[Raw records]
⁂

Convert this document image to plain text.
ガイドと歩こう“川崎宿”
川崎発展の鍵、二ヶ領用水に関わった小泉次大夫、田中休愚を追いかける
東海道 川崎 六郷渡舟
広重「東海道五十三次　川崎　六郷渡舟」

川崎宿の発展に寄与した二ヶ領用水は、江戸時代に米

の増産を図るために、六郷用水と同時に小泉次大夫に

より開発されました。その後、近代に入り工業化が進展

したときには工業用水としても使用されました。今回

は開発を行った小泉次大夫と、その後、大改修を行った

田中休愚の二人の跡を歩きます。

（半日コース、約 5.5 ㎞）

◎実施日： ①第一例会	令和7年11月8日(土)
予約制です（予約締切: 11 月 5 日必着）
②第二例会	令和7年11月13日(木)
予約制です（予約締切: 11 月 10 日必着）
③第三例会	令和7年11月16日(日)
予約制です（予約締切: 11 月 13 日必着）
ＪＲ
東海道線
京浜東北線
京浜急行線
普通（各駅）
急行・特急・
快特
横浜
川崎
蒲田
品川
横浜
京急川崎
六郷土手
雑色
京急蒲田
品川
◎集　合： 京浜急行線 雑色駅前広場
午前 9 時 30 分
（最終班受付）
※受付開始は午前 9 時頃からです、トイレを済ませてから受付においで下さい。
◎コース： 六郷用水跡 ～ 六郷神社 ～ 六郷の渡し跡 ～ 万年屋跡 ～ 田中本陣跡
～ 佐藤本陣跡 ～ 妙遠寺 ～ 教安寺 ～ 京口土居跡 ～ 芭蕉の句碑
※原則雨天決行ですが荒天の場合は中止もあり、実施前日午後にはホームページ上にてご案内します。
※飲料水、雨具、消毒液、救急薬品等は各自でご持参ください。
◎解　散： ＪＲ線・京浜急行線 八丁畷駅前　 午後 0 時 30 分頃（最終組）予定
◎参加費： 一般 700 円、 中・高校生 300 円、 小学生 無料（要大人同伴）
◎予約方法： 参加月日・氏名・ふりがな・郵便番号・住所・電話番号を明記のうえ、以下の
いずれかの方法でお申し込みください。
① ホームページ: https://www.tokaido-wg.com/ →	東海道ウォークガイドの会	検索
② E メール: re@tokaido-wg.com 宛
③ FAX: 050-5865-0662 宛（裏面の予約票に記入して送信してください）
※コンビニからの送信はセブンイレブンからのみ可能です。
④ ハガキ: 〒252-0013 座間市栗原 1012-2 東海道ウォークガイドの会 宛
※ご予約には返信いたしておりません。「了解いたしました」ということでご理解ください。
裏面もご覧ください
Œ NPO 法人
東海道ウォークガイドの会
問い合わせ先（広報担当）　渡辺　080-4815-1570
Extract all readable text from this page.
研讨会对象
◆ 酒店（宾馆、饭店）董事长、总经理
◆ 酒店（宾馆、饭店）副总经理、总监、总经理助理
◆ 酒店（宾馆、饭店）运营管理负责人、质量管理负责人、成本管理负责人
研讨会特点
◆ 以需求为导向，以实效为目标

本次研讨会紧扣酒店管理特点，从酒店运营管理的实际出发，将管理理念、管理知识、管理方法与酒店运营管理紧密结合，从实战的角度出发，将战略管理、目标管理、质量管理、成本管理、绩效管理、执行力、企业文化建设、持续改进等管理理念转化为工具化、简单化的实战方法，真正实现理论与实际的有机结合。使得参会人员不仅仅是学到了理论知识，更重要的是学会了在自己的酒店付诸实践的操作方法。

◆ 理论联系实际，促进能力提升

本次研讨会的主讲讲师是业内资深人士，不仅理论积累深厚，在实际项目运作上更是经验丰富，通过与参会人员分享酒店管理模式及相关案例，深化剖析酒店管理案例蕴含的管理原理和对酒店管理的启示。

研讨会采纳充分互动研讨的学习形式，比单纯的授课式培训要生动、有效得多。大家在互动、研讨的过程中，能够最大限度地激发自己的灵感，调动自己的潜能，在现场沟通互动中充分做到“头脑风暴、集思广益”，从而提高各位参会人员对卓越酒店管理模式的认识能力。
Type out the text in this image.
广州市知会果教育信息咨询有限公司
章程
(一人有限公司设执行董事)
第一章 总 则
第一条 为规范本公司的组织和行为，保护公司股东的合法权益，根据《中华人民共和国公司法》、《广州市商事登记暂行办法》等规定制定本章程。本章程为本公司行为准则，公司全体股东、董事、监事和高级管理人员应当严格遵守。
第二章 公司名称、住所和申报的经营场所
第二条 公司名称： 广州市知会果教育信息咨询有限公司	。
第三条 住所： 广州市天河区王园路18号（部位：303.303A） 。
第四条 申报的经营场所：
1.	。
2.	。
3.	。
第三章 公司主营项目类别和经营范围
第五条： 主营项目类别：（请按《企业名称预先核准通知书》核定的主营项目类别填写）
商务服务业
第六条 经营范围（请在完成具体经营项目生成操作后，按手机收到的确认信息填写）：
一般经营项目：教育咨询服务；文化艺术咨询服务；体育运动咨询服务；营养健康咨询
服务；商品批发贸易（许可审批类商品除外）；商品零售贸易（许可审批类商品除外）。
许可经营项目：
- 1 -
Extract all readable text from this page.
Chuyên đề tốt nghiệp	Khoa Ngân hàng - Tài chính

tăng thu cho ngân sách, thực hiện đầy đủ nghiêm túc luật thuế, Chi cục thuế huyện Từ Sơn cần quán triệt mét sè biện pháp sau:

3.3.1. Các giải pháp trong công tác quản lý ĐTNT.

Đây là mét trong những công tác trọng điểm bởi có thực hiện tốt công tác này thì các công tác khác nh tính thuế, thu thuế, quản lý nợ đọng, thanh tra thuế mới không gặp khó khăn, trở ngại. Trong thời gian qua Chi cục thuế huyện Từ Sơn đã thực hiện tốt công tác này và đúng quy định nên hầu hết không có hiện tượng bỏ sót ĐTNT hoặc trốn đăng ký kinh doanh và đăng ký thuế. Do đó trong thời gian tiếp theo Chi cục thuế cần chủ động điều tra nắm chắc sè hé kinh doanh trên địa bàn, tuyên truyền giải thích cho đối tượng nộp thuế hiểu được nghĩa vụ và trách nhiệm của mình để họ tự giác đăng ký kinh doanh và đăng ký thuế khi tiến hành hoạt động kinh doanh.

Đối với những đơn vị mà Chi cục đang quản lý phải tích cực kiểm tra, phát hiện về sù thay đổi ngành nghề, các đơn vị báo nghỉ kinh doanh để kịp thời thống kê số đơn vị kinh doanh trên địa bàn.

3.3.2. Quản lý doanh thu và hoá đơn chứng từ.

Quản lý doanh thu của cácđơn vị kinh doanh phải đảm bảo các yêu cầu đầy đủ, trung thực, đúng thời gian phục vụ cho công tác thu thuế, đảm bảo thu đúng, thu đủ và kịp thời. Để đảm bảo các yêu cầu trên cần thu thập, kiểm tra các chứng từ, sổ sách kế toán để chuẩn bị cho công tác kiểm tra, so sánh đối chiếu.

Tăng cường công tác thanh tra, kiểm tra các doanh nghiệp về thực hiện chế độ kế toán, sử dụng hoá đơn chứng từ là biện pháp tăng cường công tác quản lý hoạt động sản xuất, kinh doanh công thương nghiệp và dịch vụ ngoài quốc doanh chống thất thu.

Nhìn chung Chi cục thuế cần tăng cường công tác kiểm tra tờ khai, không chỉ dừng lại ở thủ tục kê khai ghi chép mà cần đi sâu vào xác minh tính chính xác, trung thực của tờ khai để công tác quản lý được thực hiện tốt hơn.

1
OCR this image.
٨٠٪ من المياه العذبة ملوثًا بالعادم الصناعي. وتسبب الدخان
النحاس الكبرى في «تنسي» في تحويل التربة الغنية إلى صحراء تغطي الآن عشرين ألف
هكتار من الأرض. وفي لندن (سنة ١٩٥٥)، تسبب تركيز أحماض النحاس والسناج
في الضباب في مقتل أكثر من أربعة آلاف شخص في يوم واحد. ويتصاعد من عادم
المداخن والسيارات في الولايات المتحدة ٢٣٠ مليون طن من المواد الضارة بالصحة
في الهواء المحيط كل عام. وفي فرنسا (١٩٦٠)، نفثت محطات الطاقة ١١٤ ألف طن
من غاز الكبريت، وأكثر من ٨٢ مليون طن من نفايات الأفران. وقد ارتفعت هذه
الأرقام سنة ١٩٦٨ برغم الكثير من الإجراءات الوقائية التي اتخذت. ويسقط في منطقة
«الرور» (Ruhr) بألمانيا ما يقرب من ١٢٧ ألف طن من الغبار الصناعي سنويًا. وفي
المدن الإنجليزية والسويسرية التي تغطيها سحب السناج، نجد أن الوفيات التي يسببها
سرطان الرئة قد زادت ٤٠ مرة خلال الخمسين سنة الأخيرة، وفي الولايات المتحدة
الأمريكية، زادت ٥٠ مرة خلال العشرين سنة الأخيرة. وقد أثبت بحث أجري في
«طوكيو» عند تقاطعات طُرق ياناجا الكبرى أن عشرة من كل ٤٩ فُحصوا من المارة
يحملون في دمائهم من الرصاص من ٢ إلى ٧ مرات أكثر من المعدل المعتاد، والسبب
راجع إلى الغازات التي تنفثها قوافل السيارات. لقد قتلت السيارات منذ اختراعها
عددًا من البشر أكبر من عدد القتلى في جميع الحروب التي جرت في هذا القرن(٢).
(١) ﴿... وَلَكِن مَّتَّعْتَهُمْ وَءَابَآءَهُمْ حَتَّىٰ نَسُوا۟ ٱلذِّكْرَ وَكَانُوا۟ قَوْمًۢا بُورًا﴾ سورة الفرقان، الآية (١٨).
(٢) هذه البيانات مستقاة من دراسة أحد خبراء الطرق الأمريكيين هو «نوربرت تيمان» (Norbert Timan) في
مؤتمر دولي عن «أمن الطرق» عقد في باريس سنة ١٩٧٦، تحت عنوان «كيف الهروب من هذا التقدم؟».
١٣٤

⁂

● **SET PROBLEM**: Provide only the number of lines in the entries that hold the word "không".

● **TASK RESPONSE**: 2